**TASK REQUIREMENTS**
Can the data below be echoed back word for word?

::: INPUT RECORDS :::

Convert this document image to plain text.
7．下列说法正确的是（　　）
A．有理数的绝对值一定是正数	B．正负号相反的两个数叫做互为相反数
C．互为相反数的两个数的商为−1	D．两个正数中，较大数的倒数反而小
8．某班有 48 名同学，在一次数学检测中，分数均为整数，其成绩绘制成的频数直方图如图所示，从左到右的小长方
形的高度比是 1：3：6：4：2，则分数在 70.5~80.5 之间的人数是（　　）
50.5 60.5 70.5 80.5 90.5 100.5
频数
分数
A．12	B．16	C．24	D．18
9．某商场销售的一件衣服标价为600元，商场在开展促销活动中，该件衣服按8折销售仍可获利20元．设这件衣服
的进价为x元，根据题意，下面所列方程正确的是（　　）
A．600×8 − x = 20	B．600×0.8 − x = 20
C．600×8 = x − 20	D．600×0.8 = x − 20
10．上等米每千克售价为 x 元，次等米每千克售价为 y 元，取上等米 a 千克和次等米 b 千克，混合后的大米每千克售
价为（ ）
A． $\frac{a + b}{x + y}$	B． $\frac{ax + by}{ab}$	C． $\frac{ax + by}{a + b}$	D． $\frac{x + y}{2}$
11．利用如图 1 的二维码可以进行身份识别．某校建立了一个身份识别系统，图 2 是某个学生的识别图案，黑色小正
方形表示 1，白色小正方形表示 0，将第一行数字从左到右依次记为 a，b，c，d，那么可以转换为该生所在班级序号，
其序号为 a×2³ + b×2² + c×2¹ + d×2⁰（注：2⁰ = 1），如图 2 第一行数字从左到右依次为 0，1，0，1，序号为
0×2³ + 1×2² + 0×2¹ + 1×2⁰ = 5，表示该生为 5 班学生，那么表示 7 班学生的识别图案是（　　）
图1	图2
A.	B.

:::

**ANSWER BELOW**
Convert this document image to plain text.
7．下列说法正确的是（　　）
A．有理数的绝对值一定是正数	B．正负号相反的两个数叫做互为相反数
C．互为相反数的两个数的商为−1	D．两个正数中，较大数的倒数反而小
8．某班有 48 名同学，在一次数学检测中，分数均为整数，其成绩绘制成的频数直方图如图所示，从左到右的小长方
形的高度比是 1：3：6：4：2，则分数在 70.5~80.5 之间的人数是（　　）
50.5 60.5 70.5 80.5 90.5 100.5
频数
分数
A．12	B．16	C．24	D．18
9．某商场销售的一件衣服标价为600元，商场在开展促销活动中，该件衣服按8折销售仍可获利20元．设这件衣服
的进价为x元，根据题意，下面所列方程正确的是（　　）
A．600×8 − x = 20	B．600×0.8 − x = 20
C．600×8 = x − 20	D．600×0.8 = x − 20
10．上等米每千克售价为 x 元，次等米每千克售价为 y 元，取上等米 a 千克和次等米 b 千克，混合后的大米每千克售
价为（ ）
A． $\frac{a + b}{x + y}$	B． $\frac{ax + by}{ab}$	C． $\frac{ax + by}{a + b}$	D． $\frac{x + y}{2}$
11．利用如图 1 的二维码可以进行身份识别．某校建立了一个身份识别系统，图 2 是某个学生的识别图案，黑色小正
方形表示 1，白色小正方形表示 0，将第一行数字从左到右依次记为 a，b，c，d，那么可以转换为该生所在班级序号，
其序号为 a×2³ + b×2² + c×2¹ + d×2⁰（注：2⁰ = 1），如图 2 第一行数字从左到右依次为 0，1，0，1，序号为
0×2³ + 1×2² + 0×2¹ + 1×2⁰ = 5，表示该生为 5 班学生，那么表示 7 班学生的识别图案是（　　）
图1	图2
A.	B.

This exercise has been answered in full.